SUPPLIED INFORMATION>
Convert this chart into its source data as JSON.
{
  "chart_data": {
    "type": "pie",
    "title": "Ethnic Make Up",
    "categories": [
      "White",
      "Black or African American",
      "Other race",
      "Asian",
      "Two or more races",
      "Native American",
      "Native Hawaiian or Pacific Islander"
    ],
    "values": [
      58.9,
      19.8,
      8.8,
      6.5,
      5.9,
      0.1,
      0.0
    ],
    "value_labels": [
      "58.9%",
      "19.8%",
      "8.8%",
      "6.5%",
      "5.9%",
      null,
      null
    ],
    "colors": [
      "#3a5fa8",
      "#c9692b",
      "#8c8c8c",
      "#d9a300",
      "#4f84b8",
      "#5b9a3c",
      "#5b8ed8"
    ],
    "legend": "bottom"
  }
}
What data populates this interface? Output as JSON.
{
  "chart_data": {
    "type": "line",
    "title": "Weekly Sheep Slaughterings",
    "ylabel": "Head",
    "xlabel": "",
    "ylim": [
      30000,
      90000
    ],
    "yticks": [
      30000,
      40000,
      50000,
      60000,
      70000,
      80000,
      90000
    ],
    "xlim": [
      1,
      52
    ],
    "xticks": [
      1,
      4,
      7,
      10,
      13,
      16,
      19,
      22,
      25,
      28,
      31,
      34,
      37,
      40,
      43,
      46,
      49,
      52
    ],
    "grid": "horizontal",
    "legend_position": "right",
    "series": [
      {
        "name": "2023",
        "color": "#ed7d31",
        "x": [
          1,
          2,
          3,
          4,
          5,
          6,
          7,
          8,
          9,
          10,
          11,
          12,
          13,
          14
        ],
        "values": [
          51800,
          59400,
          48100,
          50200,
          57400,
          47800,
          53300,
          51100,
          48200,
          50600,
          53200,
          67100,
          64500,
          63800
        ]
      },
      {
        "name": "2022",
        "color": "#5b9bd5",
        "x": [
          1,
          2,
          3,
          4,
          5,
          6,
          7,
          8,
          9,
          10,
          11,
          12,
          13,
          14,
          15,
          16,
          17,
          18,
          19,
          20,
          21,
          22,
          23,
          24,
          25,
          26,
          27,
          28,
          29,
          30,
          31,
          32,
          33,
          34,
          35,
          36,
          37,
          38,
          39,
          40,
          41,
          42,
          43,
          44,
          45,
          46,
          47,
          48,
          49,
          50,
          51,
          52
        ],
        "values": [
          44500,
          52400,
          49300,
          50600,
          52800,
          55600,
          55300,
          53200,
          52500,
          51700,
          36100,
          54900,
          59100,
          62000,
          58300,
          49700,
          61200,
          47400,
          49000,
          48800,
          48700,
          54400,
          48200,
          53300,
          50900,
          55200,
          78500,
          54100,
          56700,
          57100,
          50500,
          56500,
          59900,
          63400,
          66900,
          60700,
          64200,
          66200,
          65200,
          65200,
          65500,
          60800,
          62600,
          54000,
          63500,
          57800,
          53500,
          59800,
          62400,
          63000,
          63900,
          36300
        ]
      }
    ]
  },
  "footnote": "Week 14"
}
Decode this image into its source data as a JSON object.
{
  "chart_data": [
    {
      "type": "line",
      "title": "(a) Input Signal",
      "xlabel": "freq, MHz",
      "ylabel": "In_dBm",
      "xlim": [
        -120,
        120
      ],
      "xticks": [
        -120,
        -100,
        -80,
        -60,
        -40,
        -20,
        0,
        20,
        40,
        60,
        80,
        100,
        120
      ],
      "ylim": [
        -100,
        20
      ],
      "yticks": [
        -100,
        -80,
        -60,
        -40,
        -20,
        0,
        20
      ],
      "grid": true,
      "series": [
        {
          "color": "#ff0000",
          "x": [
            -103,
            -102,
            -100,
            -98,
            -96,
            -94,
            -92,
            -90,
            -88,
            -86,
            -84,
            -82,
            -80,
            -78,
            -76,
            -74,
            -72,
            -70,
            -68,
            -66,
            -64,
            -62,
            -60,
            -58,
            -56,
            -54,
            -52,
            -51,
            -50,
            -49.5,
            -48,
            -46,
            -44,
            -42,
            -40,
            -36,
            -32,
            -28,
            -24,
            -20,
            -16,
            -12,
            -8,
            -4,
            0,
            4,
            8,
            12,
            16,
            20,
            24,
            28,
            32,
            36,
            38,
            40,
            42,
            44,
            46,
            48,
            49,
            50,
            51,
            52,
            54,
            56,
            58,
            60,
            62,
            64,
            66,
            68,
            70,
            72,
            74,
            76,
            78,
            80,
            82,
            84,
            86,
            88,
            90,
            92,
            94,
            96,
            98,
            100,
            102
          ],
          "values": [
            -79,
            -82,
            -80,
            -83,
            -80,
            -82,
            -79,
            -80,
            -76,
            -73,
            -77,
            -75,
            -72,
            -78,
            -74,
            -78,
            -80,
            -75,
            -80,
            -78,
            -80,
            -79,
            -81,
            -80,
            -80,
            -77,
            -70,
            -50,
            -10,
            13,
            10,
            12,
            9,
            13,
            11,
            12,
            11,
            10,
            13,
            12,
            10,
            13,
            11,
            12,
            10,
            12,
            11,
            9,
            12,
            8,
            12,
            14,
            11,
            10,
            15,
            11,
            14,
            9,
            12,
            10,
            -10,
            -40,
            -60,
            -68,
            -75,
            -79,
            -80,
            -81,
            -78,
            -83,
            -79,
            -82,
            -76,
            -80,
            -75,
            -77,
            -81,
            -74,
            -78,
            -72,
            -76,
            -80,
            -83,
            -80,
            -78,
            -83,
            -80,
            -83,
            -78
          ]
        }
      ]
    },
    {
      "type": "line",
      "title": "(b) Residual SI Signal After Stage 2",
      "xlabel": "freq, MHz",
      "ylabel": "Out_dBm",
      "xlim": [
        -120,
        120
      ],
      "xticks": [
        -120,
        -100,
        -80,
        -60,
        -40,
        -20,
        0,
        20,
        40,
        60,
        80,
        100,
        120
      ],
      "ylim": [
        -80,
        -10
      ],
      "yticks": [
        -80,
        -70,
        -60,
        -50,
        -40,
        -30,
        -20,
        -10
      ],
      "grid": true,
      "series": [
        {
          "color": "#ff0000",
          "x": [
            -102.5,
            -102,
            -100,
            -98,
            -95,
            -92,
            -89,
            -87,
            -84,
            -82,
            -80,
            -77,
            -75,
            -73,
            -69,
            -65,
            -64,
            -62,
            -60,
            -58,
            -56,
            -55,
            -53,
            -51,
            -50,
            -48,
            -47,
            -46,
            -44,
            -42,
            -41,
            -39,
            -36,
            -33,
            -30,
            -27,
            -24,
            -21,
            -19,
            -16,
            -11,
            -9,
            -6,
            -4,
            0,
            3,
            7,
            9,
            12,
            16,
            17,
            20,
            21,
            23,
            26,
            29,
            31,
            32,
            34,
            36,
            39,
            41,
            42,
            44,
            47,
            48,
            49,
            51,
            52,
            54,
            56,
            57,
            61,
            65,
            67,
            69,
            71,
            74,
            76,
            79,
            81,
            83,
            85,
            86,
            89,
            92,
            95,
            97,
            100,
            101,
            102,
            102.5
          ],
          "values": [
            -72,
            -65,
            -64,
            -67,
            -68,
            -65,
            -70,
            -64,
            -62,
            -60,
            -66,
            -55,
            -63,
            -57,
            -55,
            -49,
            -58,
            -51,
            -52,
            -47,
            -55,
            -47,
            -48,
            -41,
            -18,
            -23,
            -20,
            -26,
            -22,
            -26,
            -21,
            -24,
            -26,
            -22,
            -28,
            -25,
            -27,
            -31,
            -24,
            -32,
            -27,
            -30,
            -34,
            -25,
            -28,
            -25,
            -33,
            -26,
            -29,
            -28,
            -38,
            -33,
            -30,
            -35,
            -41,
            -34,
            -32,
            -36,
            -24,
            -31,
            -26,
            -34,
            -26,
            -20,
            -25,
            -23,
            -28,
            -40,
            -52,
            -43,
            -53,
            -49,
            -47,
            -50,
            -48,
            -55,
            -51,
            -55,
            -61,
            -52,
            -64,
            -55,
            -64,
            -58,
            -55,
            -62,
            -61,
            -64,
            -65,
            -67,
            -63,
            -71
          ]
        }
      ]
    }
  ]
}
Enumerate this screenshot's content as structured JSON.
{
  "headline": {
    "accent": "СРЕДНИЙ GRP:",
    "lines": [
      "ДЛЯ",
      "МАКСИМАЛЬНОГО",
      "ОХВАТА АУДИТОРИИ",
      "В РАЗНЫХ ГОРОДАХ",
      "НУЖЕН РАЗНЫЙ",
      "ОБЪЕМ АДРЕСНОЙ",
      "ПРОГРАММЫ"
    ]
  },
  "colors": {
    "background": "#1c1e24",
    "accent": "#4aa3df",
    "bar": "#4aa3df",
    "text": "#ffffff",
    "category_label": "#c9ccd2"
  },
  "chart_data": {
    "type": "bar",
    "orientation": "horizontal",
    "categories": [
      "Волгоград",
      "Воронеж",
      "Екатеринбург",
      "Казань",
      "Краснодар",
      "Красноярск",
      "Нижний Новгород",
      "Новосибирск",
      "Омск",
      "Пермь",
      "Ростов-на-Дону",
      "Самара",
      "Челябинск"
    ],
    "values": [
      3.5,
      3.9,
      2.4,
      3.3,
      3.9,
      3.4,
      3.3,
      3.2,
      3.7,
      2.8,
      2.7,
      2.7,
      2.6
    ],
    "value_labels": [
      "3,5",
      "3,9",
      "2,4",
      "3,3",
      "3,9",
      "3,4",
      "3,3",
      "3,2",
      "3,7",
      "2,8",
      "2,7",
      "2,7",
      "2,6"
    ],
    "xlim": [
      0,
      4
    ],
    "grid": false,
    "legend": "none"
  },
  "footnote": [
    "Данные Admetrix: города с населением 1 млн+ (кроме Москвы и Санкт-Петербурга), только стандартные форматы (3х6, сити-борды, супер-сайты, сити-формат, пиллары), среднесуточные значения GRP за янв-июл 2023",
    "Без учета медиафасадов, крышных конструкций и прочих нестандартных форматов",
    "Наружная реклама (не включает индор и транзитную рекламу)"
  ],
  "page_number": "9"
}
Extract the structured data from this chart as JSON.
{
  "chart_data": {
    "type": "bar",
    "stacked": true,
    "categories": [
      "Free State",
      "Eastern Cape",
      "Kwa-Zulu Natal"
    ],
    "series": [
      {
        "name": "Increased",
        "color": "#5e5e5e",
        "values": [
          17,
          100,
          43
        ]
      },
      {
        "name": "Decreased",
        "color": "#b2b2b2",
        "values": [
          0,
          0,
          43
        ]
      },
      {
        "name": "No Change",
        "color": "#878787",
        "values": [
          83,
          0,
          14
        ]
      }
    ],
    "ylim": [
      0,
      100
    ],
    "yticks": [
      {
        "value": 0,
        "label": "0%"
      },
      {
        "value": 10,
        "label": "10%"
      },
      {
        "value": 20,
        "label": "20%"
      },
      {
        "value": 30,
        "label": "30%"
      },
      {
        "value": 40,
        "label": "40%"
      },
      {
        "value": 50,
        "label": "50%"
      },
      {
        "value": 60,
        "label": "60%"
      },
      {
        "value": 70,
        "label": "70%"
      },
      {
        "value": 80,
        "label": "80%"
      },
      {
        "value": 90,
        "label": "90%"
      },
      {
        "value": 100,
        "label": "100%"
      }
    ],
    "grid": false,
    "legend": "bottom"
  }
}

JOB> In the entries above, find the lines containing the word "Native" and say how many there are, with no other words.

TASK SOLUTION> 2